# What needs to be done:
Each line that holds the word "interpretazione" counts once. Give the total number of such lines and nothing else.

# Data rows:
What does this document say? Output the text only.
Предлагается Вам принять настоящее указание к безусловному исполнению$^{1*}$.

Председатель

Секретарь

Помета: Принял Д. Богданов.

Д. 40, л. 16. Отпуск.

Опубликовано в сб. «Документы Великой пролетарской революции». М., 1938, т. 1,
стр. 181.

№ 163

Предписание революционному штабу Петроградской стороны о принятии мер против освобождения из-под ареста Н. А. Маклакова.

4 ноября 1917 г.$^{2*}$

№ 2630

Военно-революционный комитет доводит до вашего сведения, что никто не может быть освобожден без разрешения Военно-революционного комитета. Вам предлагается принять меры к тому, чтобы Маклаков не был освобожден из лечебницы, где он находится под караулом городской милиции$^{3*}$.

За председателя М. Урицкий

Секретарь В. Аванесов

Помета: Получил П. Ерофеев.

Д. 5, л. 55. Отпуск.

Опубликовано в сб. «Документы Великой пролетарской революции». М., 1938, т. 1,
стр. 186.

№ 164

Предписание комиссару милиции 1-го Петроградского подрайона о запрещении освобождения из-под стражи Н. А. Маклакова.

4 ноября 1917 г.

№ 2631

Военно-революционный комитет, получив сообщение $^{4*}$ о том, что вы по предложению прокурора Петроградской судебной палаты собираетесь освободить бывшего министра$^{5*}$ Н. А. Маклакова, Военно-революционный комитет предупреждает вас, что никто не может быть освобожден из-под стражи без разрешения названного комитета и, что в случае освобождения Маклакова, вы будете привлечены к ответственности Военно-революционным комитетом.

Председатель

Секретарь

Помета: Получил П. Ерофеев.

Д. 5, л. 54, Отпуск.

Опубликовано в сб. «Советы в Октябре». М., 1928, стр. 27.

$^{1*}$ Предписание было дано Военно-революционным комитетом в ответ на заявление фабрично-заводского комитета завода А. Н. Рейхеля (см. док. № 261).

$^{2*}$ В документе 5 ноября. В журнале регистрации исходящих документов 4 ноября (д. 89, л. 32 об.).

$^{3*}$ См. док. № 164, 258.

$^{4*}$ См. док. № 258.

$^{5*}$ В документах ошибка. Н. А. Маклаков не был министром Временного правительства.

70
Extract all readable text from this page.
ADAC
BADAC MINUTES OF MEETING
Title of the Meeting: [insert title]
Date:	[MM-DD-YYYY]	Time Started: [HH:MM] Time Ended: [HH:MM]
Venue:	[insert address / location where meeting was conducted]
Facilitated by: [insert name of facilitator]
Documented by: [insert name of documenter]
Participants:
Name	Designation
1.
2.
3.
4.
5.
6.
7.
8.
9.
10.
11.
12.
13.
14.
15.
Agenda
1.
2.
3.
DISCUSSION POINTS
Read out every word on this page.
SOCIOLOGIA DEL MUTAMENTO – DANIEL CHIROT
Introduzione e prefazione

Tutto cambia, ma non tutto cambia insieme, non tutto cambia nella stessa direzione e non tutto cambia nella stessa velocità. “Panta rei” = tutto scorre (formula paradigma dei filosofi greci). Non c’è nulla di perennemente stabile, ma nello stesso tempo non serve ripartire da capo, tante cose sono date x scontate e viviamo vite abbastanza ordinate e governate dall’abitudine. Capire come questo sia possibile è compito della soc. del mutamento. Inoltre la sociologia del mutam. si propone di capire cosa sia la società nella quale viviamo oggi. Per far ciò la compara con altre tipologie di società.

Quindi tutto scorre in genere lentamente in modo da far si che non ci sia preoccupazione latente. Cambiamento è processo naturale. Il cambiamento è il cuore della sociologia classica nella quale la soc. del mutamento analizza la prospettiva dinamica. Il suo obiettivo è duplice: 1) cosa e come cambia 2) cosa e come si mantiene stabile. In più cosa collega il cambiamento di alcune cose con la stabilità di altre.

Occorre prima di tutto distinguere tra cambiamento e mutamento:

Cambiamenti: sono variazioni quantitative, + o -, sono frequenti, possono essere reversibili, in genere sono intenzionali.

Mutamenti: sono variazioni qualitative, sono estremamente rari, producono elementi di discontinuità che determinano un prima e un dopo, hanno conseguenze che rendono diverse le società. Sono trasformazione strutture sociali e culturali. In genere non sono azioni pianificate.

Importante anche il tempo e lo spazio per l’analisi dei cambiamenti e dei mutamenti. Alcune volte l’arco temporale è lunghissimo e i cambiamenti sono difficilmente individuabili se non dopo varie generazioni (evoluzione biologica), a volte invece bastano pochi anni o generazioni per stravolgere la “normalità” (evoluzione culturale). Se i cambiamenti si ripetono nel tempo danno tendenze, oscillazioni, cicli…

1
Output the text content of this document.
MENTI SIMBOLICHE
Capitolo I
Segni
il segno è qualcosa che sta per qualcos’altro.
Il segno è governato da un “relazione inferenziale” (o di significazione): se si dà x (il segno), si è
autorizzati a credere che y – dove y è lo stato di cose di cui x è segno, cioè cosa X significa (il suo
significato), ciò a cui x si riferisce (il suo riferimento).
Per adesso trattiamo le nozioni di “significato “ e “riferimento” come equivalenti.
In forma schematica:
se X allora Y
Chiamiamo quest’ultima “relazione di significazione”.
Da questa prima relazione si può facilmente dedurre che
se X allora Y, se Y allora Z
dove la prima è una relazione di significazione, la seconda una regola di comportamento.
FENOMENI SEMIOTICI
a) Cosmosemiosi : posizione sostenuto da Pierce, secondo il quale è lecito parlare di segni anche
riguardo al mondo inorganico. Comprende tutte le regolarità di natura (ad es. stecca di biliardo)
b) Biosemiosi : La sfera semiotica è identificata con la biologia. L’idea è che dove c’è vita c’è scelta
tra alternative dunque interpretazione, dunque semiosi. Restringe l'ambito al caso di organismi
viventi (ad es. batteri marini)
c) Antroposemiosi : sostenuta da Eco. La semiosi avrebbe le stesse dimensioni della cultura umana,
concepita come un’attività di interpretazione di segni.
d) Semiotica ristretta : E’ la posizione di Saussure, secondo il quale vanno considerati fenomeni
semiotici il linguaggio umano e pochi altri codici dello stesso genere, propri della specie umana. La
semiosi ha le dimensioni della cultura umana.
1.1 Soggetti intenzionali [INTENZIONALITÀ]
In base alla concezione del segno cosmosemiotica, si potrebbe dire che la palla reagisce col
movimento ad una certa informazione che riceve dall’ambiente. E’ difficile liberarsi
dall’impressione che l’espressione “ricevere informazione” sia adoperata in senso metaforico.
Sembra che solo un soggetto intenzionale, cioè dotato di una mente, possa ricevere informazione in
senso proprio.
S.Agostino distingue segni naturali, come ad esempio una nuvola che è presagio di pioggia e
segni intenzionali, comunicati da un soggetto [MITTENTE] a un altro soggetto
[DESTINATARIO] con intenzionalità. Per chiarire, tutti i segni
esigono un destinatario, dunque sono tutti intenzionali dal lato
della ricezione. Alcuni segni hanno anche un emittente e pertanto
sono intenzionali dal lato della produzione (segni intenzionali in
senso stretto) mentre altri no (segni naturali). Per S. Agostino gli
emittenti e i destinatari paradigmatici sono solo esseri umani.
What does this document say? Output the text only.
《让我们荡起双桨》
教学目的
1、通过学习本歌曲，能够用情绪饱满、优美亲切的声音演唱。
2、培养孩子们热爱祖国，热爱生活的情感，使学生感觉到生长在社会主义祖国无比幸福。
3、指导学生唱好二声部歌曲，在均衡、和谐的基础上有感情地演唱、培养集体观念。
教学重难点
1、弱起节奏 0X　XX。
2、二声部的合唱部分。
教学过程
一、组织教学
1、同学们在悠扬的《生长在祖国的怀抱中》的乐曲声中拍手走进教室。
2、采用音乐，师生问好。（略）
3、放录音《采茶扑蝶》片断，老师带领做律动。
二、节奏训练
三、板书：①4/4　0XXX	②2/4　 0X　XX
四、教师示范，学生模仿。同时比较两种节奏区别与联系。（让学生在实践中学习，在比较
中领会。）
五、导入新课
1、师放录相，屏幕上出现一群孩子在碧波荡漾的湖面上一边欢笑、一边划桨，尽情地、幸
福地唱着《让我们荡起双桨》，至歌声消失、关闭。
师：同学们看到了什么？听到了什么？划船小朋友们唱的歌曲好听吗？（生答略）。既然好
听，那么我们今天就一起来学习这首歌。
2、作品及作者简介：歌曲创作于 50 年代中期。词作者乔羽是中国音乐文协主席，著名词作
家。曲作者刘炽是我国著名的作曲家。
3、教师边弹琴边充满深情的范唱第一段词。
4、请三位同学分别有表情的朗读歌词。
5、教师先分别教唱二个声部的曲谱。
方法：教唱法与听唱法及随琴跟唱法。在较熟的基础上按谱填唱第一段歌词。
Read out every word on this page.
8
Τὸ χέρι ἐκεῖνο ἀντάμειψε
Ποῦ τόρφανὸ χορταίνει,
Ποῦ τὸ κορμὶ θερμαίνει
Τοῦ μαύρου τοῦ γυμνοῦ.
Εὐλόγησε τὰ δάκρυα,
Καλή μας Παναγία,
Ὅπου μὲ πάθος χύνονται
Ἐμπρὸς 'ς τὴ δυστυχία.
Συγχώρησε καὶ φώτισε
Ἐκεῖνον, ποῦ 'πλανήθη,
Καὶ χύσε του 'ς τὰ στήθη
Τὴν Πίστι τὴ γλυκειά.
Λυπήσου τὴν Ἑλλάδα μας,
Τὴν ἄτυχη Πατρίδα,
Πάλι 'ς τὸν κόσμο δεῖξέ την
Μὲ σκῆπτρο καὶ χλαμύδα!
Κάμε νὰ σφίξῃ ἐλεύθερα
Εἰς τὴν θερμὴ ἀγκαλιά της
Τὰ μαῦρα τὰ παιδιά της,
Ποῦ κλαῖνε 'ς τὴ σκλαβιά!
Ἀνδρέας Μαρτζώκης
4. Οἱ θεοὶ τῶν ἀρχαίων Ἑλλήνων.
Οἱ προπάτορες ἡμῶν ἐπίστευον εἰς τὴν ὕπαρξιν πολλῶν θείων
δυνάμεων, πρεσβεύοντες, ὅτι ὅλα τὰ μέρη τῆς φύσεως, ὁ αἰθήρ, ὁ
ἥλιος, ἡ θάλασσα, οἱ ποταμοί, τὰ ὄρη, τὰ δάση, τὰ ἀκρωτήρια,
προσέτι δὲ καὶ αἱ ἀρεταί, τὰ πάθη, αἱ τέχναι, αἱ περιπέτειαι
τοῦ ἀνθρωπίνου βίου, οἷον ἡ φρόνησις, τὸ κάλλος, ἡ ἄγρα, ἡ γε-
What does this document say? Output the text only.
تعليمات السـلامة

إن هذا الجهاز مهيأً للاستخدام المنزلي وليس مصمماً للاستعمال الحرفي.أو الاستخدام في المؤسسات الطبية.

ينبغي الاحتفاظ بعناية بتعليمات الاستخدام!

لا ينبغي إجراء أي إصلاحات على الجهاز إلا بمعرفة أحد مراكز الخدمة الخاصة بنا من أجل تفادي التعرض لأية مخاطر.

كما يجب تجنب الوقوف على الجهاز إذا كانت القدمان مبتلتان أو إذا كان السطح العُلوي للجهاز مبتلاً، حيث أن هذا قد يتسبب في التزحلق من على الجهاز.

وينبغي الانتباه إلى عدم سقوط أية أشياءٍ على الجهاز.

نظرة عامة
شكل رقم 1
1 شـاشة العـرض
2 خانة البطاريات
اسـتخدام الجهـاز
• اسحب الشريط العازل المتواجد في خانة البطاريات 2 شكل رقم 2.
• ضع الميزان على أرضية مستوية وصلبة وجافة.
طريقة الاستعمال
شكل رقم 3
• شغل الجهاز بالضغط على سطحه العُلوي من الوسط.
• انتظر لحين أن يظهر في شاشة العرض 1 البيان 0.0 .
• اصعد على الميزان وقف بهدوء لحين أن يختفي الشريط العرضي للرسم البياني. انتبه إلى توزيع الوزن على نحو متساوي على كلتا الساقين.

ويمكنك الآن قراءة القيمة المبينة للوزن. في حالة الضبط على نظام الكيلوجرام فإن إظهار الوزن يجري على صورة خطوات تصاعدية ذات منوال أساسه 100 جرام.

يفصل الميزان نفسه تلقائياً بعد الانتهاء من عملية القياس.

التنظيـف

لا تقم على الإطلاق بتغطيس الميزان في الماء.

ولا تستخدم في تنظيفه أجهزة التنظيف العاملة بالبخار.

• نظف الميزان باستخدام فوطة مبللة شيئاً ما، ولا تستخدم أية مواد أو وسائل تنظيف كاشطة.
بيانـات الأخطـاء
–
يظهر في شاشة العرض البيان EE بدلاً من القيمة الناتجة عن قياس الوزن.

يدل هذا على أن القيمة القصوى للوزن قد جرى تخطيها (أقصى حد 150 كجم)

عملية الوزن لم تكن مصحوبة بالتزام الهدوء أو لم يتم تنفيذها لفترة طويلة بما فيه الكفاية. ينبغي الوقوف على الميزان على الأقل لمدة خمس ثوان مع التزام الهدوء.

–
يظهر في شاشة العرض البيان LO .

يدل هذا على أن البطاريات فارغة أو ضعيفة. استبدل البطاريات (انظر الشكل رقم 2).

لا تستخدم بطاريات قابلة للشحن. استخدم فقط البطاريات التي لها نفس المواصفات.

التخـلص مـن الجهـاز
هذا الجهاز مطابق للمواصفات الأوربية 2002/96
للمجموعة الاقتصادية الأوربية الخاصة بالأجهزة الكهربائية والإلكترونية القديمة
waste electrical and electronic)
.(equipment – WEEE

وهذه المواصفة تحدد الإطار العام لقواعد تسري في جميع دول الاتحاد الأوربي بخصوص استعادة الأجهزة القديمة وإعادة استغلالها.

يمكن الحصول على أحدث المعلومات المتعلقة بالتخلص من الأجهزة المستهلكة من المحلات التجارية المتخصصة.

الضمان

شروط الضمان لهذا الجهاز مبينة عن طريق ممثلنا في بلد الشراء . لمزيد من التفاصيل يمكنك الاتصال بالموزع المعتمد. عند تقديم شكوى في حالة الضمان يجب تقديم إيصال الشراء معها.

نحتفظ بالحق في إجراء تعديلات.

# Written response:
2